Dataset:
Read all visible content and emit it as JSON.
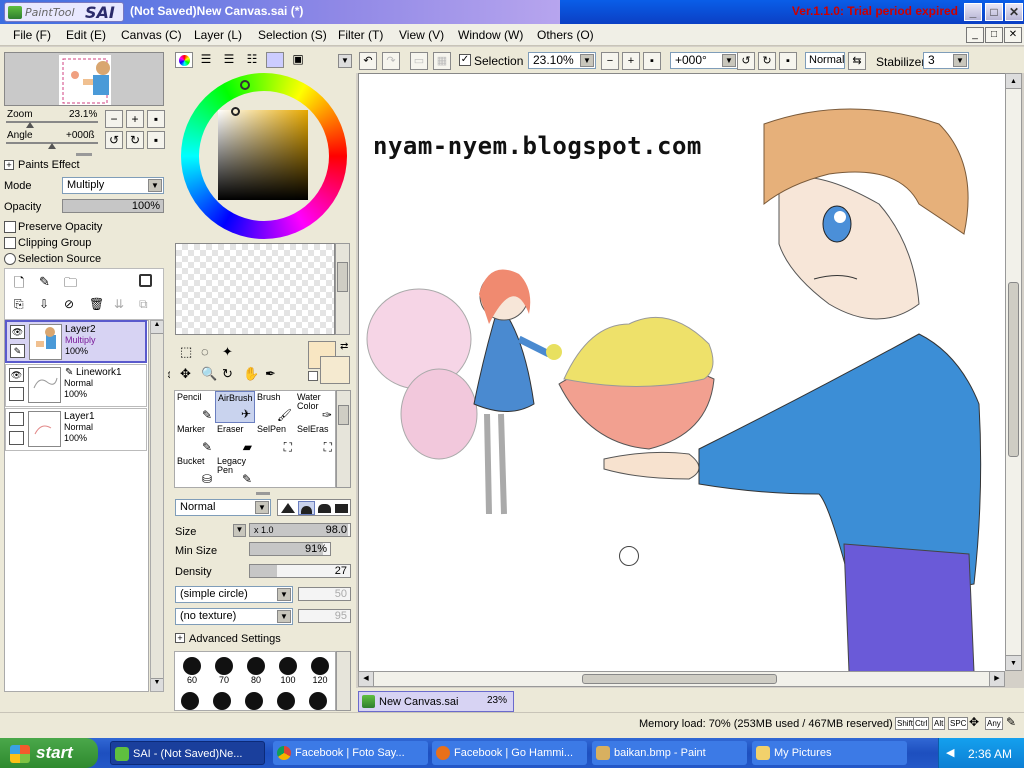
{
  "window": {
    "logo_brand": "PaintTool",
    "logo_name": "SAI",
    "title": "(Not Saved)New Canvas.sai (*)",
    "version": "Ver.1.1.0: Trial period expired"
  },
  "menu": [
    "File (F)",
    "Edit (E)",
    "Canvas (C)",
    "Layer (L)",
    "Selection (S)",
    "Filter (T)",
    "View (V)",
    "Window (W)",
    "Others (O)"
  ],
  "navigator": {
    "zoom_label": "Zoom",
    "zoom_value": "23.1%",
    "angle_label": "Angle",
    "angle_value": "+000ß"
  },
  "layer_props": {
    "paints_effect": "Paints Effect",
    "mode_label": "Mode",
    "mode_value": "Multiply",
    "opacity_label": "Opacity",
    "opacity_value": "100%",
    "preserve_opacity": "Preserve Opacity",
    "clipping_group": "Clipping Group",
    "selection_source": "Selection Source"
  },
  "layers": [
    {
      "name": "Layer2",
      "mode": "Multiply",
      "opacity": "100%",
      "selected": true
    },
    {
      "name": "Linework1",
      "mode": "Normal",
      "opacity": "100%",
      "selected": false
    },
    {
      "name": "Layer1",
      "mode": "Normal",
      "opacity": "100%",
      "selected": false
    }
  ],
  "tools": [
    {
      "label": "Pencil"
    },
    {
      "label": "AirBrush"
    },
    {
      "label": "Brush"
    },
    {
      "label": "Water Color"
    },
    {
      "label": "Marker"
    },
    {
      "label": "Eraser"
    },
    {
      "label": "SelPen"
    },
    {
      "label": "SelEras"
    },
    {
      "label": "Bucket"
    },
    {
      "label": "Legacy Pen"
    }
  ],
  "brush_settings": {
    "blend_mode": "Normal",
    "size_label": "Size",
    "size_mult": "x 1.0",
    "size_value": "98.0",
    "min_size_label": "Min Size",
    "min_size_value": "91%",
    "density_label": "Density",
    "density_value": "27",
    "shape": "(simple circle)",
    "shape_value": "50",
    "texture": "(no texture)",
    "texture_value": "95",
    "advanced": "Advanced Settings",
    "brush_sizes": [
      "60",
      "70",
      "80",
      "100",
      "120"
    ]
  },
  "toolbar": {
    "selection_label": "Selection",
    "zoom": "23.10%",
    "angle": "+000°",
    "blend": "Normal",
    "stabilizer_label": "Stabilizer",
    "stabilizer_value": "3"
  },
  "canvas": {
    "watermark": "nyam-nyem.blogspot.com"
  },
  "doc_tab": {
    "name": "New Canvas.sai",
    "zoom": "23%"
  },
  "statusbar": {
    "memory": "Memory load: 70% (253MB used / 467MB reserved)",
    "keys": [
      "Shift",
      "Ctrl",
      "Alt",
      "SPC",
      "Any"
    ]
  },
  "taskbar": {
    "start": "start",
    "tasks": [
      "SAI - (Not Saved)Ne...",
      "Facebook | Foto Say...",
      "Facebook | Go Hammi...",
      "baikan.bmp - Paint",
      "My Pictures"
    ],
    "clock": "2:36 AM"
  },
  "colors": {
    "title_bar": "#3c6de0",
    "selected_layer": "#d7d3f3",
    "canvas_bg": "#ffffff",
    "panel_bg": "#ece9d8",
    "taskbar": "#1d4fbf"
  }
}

---

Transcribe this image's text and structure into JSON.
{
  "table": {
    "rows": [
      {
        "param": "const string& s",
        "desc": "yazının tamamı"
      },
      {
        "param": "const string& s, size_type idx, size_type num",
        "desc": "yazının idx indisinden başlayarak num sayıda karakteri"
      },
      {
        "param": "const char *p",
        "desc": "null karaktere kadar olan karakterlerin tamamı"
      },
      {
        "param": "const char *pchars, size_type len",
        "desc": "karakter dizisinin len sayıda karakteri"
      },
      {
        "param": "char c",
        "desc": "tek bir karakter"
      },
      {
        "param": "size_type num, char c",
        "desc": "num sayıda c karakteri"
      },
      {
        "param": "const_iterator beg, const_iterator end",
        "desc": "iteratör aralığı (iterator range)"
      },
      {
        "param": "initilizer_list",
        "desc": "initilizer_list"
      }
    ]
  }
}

...

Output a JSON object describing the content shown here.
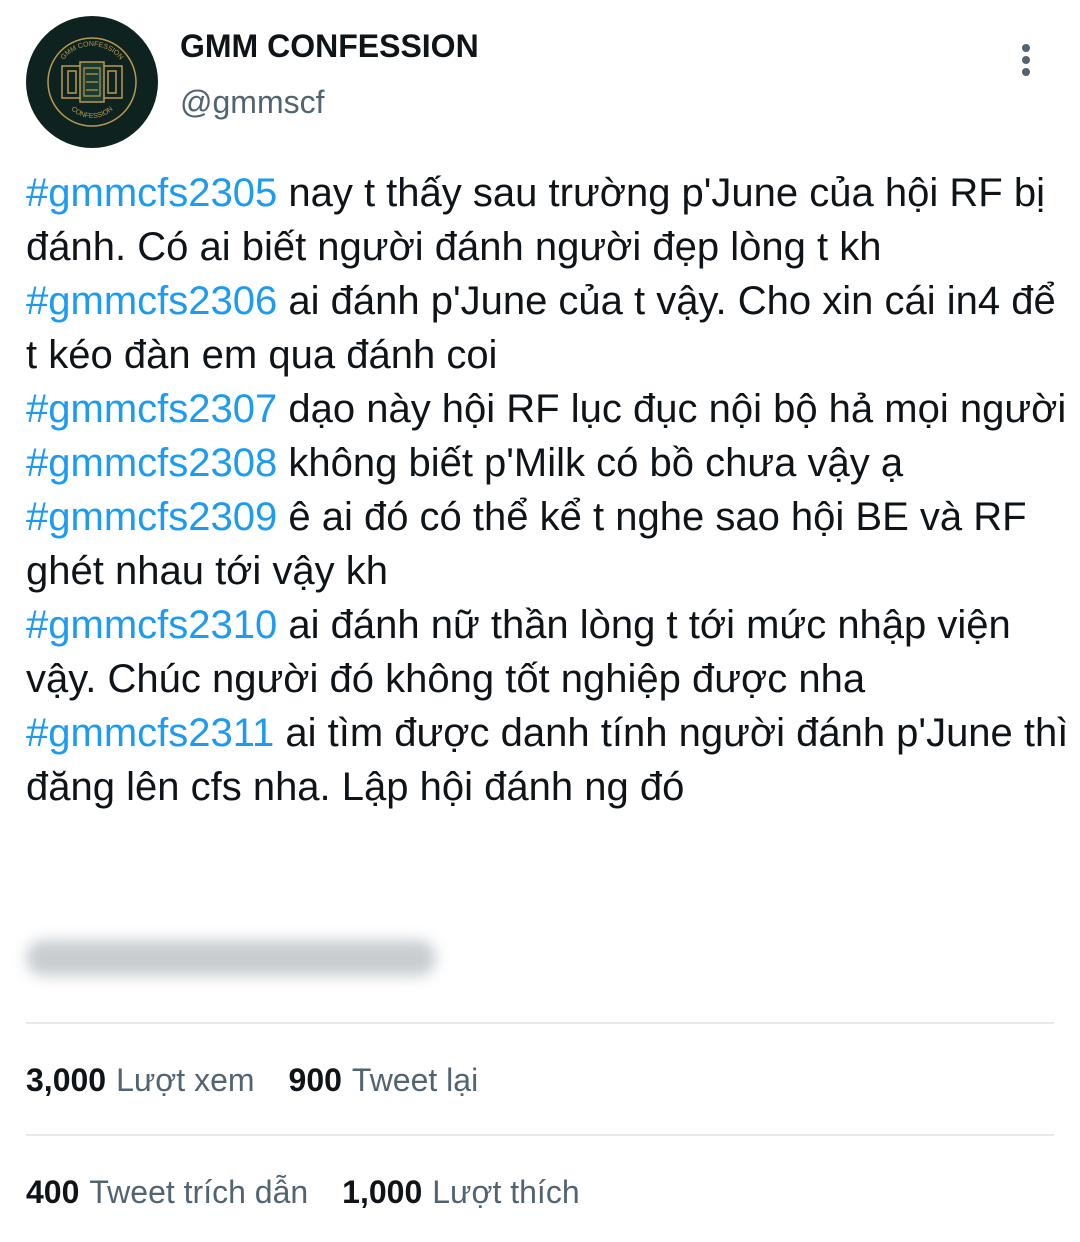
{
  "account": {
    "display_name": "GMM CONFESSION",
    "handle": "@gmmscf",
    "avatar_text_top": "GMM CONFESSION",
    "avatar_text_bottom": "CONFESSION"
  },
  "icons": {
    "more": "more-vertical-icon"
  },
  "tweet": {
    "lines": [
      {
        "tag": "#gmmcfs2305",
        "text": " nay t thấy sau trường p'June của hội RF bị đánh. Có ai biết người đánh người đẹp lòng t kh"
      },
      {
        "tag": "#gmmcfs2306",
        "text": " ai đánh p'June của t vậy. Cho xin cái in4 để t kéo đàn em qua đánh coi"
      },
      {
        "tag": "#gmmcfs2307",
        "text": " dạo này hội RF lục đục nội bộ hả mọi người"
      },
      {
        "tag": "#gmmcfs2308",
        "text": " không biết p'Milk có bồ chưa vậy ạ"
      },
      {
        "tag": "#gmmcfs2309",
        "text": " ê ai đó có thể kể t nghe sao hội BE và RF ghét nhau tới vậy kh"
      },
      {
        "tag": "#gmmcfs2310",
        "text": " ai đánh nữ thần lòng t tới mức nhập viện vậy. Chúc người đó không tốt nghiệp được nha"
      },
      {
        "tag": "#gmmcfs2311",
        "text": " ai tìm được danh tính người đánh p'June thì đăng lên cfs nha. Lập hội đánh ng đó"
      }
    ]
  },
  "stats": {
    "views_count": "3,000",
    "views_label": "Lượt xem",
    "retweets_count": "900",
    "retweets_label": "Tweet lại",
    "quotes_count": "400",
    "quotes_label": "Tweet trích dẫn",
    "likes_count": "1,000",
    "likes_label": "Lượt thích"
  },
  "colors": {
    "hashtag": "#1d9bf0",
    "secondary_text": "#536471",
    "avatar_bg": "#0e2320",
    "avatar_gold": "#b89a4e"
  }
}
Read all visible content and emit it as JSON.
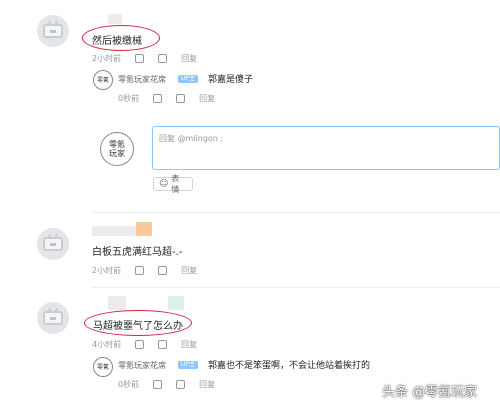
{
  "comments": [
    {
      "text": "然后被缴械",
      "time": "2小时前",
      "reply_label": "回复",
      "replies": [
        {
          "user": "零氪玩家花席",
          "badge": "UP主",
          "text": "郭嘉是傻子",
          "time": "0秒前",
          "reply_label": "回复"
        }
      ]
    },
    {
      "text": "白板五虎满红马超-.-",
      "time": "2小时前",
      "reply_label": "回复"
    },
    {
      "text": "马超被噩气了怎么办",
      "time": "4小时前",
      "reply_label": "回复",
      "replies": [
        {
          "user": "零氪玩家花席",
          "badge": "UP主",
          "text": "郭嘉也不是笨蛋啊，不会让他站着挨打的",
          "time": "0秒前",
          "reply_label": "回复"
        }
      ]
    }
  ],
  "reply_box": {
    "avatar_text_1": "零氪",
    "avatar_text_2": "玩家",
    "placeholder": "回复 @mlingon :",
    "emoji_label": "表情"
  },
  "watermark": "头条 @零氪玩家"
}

What is needed: Go through the records and pull out each line that includes the word "Normal".

Solution below:
      "mode": "Normal",
      "mode": "Normal",
    "blend_mode": "Normal",
    "blend": "Normal",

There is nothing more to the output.